++++ Recorded information ++++
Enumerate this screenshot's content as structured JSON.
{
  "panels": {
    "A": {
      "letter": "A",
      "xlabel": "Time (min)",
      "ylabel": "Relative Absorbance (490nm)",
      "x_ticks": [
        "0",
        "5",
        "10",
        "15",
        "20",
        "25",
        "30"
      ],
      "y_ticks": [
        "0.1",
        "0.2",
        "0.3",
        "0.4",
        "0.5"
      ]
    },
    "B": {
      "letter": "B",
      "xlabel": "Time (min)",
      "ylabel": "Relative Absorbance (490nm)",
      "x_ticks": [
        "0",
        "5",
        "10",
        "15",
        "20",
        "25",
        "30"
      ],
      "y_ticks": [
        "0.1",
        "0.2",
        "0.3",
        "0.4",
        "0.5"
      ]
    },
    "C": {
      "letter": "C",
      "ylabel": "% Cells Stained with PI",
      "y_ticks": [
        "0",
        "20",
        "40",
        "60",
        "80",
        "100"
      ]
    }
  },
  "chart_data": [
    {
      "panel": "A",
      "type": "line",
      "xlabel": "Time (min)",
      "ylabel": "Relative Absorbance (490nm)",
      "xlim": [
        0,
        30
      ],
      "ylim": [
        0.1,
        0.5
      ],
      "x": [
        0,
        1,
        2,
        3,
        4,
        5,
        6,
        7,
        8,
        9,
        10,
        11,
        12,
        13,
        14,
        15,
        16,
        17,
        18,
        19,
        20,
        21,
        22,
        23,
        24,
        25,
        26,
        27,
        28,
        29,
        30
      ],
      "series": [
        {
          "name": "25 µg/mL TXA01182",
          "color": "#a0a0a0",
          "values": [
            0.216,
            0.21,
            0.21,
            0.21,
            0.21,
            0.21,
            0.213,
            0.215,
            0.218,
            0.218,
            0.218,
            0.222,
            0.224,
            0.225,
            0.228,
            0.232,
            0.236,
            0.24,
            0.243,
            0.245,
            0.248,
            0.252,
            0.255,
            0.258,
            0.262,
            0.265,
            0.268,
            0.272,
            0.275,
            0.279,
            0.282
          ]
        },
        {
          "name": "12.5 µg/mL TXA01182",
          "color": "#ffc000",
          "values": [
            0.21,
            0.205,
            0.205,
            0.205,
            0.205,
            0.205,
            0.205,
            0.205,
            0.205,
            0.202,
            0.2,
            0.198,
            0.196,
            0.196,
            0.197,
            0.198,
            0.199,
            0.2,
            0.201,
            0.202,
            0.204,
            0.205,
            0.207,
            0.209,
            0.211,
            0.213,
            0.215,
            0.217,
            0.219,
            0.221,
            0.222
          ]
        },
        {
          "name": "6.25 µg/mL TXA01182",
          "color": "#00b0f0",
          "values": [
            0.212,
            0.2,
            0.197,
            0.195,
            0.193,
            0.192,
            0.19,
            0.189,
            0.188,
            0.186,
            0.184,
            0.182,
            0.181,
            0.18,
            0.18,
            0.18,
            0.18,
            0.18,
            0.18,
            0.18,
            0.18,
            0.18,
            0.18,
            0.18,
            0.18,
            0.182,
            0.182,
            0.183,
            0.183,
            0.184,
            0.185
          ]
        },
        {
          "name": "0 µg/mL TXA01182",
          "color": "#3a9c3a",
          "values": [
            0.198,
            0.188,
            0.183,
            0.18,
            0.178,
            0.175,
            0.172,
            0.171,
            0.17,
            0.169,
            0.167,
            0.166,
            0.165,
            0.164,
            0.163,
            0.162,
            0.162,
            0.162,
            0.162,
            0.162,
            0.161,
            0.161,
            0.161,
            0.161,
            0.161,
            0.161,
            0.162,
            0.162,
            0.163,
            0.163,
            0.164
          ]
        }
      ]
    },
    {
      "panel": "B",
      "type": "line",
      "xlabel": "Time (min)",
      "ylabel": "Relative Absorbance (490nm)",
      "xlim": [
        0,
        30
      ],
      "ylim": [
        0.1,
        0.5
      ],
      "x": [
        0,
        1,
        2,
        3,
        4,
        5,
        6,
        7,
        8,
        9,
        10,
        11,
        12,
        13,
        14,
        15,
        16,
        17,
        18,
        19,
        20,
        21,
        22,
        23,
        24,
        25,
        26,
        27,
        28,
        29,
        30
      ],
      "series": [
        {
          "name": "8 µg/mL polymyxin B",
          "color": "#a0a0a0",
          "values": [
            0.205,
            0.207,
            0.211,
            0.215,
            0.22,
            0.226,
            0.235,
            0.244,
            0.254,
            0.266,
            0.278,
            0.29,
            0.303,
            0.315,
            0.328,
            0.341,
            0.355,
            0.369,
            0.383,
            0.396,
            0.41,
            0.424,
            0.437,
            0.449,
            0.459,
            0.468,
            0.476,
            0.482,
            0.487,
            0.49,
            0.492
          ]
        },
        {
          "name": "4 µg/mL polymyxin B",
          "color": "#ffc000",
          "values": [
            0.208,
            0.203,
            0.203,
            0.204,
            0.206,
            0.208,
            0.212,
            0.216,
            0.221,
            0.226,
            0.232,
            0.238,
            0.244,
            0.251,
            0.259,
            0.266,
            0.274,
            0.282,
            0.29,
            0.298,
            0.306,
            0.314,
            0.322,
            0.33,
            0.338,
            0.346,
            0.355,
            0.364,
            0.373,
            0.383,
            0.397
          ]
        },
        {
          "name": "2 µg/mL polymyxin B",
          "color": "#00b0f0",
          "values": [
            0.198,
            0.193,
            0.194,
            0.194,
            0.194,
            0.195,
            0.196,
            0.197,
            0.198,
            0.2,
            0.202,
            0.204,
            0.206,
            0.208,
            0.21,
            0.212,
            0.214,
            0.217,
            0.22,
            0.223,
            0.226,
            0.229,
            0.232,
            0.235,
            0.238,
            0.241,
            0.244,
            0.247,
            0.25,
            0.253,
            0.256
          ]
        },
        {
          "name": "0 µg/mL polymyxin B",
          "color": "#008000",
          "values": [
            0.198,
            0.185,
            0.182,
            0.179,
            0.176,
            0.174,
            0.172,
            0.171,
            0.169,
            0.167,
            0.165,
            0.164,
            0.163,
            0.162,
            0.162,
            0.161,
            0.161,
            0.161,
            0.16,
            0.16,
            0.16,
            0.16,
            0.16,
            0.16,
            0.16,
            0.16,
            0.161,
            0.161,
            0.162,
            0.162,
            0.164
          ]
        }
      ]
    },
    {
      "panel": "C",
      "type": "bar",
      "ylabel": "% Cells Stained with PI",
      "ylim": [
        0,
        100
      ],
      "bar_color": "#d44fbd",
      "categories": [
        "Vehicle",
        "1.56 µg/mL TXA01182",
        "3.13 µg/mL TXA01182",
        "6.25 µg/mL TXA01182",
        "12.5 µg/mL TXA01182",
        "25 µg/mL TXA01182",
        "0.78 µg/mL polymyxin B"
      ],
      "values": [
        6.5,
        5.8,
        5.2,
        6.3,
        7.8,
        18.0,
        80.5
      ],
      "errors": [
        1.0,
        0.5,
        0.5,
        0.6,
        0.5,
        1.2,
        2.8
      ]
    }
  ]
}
++++
Every line of the data must be reproduced exactly.

Task solution:
Enumerate this screenshot's content as structured JSON.
{
  "panels": {
    "A": {
      "letter": "A",
      "xlabel": "Time (min)",
      "ylabel": "Relative Absorbance (490nm)",
      "x_ticks": [
        "0",
        "5",
        "10",
        "15",
        "20",
        "25",
        "30"
      ],
      "y_ticks": [
        "0.1",
        "0.2",
        "0.3",
        "0.4",
        "0.5"
      ]
    },
    "B": {
      "letter": "B",
      "xlabel": "Time (min)",
      "ylabel": "Relative Absorbance (490nm)",
      "x_ticks": [
        "0",
        "5",
        "10",
        "15",
        "20",
        "25",
        "30"
      ],
      "y_ticks": [
        "0.1",
        "0.2",
        "0.3",
        "0.4",
        "0.5"
      ]
    },
    "C": {
      "letter": "C",
      "ylabel": "% Cells Stained with PI",
      "y_ticks": [
        "0",
        "20",
        "40",
        "60",
        "80",
        "100"
      ]
    }
  },
  "chart_data": [
    {
      "panel": "A",
      "type": "line",
      "xlabel": "Time (min)",
      "ylabel": "Relative Absorbance (490nm)",
      "xlim": [
        0,
        30
      ],
      "ylim": [
        0.1,
        0.5
      ],
      "x": [
        0,
        1,
        2,
        3,
        4,
        5,
        6,
        7,
        8,
        9,
        10,
        11,
        12,
        13,
        14,
        15,
        16,
        17,
        18,
        19,
        20,
        21,
        22,
        23,
        24,
        25,
        26,
        27,
        28,
        29,
        30
      ],
      "series": [
        {
          "name": "25 µg/mL TXA01182",
          "color": "#a0a0a0",
          "values": [
            0.216,
            0.21,
            0.21,
            0.21,
            0.21,
            0.21,
            0.213,
            0.215,
            0.218,
            0.218,
            0.218,
            0.222,
            0.224,
            0.225,
            0.228,
            0.232,
            0.236,
            0.24,
            0.243,
            0.245,
            0.248,
            0.252,
            0.255,
            0.258,
            0.262,
            0.265,
            0.268,
            0.272,
            0.275,
            0.279,
            0.282
          ]
        },
        {
          "name": "12.5 µg/mL TXA01182",
          "color": "#ffc000",
          "values": [
            0.21,
            0.205,
            0.205,
            0.205,
            0.205,
            0.205,
            0.205,
            0.205,
            0.205,
            0.202,
            0.2,
            0.198,
            0.196,
            0.196,
            0.197,
            0.198,
            0.199,
            0.2,
            0.201,
            0.202,
            0.204,
            0.205,
            0.207,
            0.209,
            0.211,
            0.213,
            0.215,
            0.217,
            0.219,
            0.221,
            0.222
          ]
        },
        {
          "name": "6.25 µg/mL TXA01182",
          "color": "#00b0f0",
          "values": [
            0.212,
            0.2,
            0.197,
            0.195,
            0.193,
            0.192,
            0.19,
            0.189,
            0.188,
            0.186,
            0.184,
            0.182,
            0.181,
            0.18,
            0.18,
            0.18,
            0.18,
            0.18,
            0.18,
            0.18,
            0.18,
            0.18,
            0.18,
            0.18,
            0.18,
            0.182,
            0.182,
            0.183,
            0.183,
            0.184,
            0.185
          ]
        },
        {
          "name": "0 µg/mL TXA01182",
          "color": "#3a9c3a",
          "values": [
            0.198,
            0.188,
            0.183,
            0.18,
            0.178,
            0.175,
            0.172,
            0.171,
            0.17,
            0.169,
            0.167,
            0.166,
            0.165,
            0.164,
            0.163,
            0.162,
            0.162,
            0.162,
            0.162,
            0.162,
            0.161,
            0.161,
            0.161,
            0.161,
            0.161,
            0.161,
            0.162,
            0.162,
            0.163,
            0.163,
            0.164
          ]
        }
      ]
    },
    {
      "panel": "B",
      "type": "line",
      "xlabel": "Time (min)",
      "ylabel": "Relative Absorbance (490nm)",
      "xlim": [
        0,
        30
      ],
      "ylim": [
        0.1,
        0.5
      ],
      "x": [
        0,
        1,
        2,
        3,
        4,
        5,
        6,
        7,
        8,
        9,
        10,
        11,
        12,
        13,
        14,
        15,
        16,
        17,
        18,
        19,
        20,
        21,
        22,
        23,
        24,
        25,
        26,
        27,
        28,
        29,
        30
      ],
      "series": [
        {
          "name": "8 µg/mL polymyxin B",
          "color": "#a0a0a0",
          "values": [
            0.205,
            0.207,
            0.211,
            0.215,
            0.22,
            0.226,
            0.235,
            0.244,
            0.254,
            0.266,
            0.278,
            0.29,
            0.303,
            0.315,
            0.328,
            0.341,
            0.355,
            0.369,
            0.383,
            0.396,
            0.41,
            0.424,
            0.437,
            0.449,
            0.459,
            0.468,
            0.476,
            0.482,
            0.487,
            0.49,
            0.492
          ]
        },
        {
          "name": "4 µg/mL polymyxin B",
          "color": "#ffc000",
          "values": [
            0.208,
            0.203,
            0.203,
            0.204,
            0.206,
            0.208,
            0.212,
            0.216,
            0.221,
            0.226,
            0.232,
            0.238,
            0.244,
            0.251,
            0.259,
            0.266,
            0.274,
            0.282,
            0.29,
            0.298,
            0.306,
            0.314,
            0.322,
            0.33,
            0.338,
            0.346,
            0.355,
            0.364,
            0.373,
            0.383,
            0.397
          ]
        },
        {
          "name": "2 µg/mL polymyxin B",
          "color": "#00b0f0",
          "values": [
            0.198,
            0.193,
            0.194,
            0.194,
            0.194,
            0.195,
            0.196,
            0.197,
            0.198,
            0.2,
            0.202,
            0.204,
            0.206,
            0.208,
            0.21,
            0.212,
            0.214,
            0.217,
            0.22,
            0.223,
            0.226,
            0.229,
            0.232,
            0.235,
            0.238,
            0.241,
            0.244,
            0.247,
            0.25,
            0.253,
            0.256
          ]
        },
        {
          "name": "0 µg/mL polymyxin B",
          "color": "#008000",
          "values": [
            0.198,
            0.185,
            0.182,
            0.179,
            0.176,
            0.174,
            0.172,
            0.171,
            0.169,
            0.167,
            0.165,
            0.164,
            0.163,
            0.162,
            0.162,
            0.161,
            0.161,
            0.161,
            0.16,
            0.16,
            0.16,
            0.16,
            0.16,
            0.16,
            0.16,
            0.16,
            0.161,
            0.161,
            0.162,
            0.162,
            0.164
          ]
        }
      ]
    },
    {
      "panel": "C",
      "type": "bar",
      "ylabel": "% Cells Stained with PI",
      "ylim": [
        0,
        100
      ],
      "bar_color": "#d44fbd",
      "categories": [
        "Vehicle",
        "1.56 µg/mL TXA01182",
        "3.13 µg/mL TXA01182",
        "6.25 µg/mL TXA01182",
        "12.5 µg/mL TXA01182",
        "25 µg/mL TXA01182",
        "0.78 µg/mL polymyxin B"
      ],
      "values": [
        6.5,
        5.8,
        5.2,
        6.3,
        7.8,
        18.0,
        80.5
      ],
      "errors": [
        1.0,
        0.5,
        0.5,
        0.6,
        0.5,
        1.2,
        2.8
      ]
    }
  ]
}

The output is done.